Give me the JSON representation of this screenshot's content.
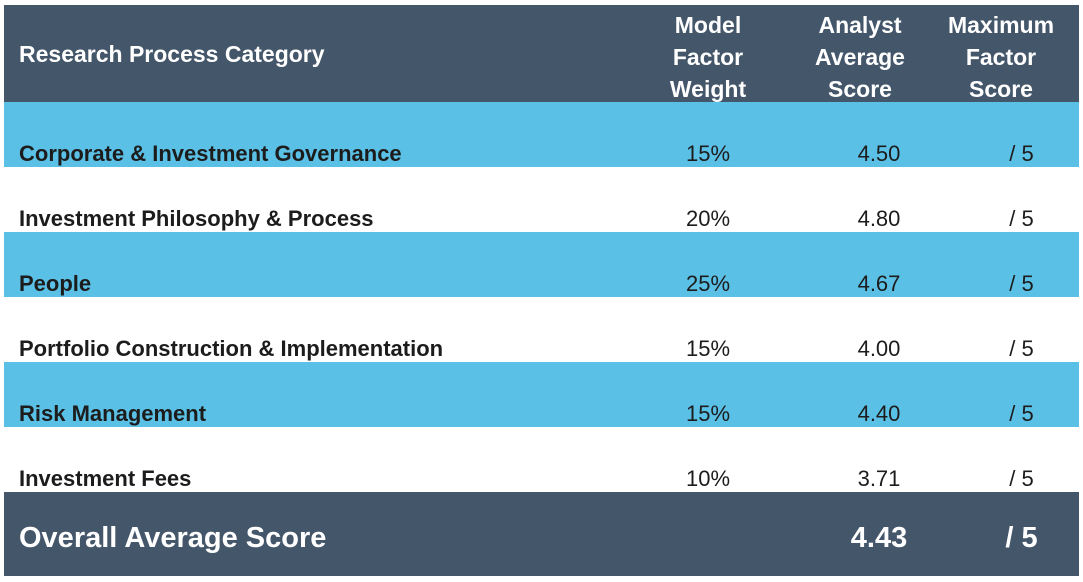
{
  "header": {
    "category": "Research Process Category",
    "col_weight_lines": [
      "Model",
      "Factor",
      "Weight"
    ],
    "col_score_lines": [
      "Analyst",
      "Average",
      "Score"
    ],
    "col_max_lines": [
      "Maximum",
      "Factor",
      "Score"
    ]
  },
  "rows": [
    {
      "category": "Corporate & Investment Governance",
      "weight": "15%",
      "score": "4.50",
      "max": "/ 5"
    },
    {
      "category": "Investment Philosophy & Process",
      "weight": "20%",
      "score": "4.80",
      "max": "/ 5"
    },
    {
      "category": "People",
      "weight": "25%",
      "score": "4.67",
      "max": "/ 5"
    },
    {
      "category": "Portfolio Construction & Implementation",
      "weight": "15%",
      "score": "4.00",
      "max": "/ 5"
    },
    {
      "category": "Risk Management",
      "weight": "15%",
      "score": "4.40",
      "max": "/ 5"
    },
    {
      "category": "Investment Fees",
      "weight": "10%",
      "score": "3.71",
      "max": "/ 5"
    }
  ],
  "footer": {
    "label": "Overall Average Score",
    "score": "4.43",
    "max": "/ 5"
  },
  "colors": {
    "header_bg": "#44566a",
    "row_blue": "#5bc0e6",
    "row_white": "#ffffff",
    "text_dark": "#1c1c1c",
    "text_light": "#ffffff"
  }
}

Exercise details ▸
Will you set down the records word for word while leaving out every picture?

Result of this task ▸
Give me the JSON representation of this screenshot's content.
{
  "header": {
    "category": "Research Process Category",
    "col_weight_lines": [
      "Model",
      "Factor",
      "Weight"
    ],
    "col_score_lines": [
      "Analyst",
      "Average",
      "Score"
    ],
    "col_max_lines": [
      "Maximum",
      "Factor",
      "Score"
    ]
  },
  "rows": [
    {
      "category": "Corporate & Investment Governance",
      "weight": "15%",
      "score": "4.50",
      "max": "/ 5"
    },
    {
      "category": "Investment Philosophy & Process",
      "weight": "20%",
      "score": "4.80",
      "max": "/ 5"
    },
    {
      "category": "People",
      "weight": "25%",
      "score": "4.67",
      "max": "/ 5"
    },
    {
      "category": "Portfolio Construction & Implementation",
      "weight": "15%",
      "score": "4.00",
      "max": "/ 5"
    },
    {
      "category": "Risk Management",
      "weight": "15%",
      "score": "4.40",
      "max": "/ 5"
    },
    {
      "category": "Investment Fees",
      "weight": "10%",
      "score": "3.71",
      "max": "/ 5"
    }
  ],
  "footer": {
    "label": "Overall Average Score",
    "score": "4.43",
    "max": "/ 5"
  },
  "colors": {
    "header_bg": "#44566a",
    "row_blue": "#5bc0e6",
    "row_white": "#ffffff",
    "text_dark": "#1c1c1c",
    "text_light": "#ffffff"
  }
}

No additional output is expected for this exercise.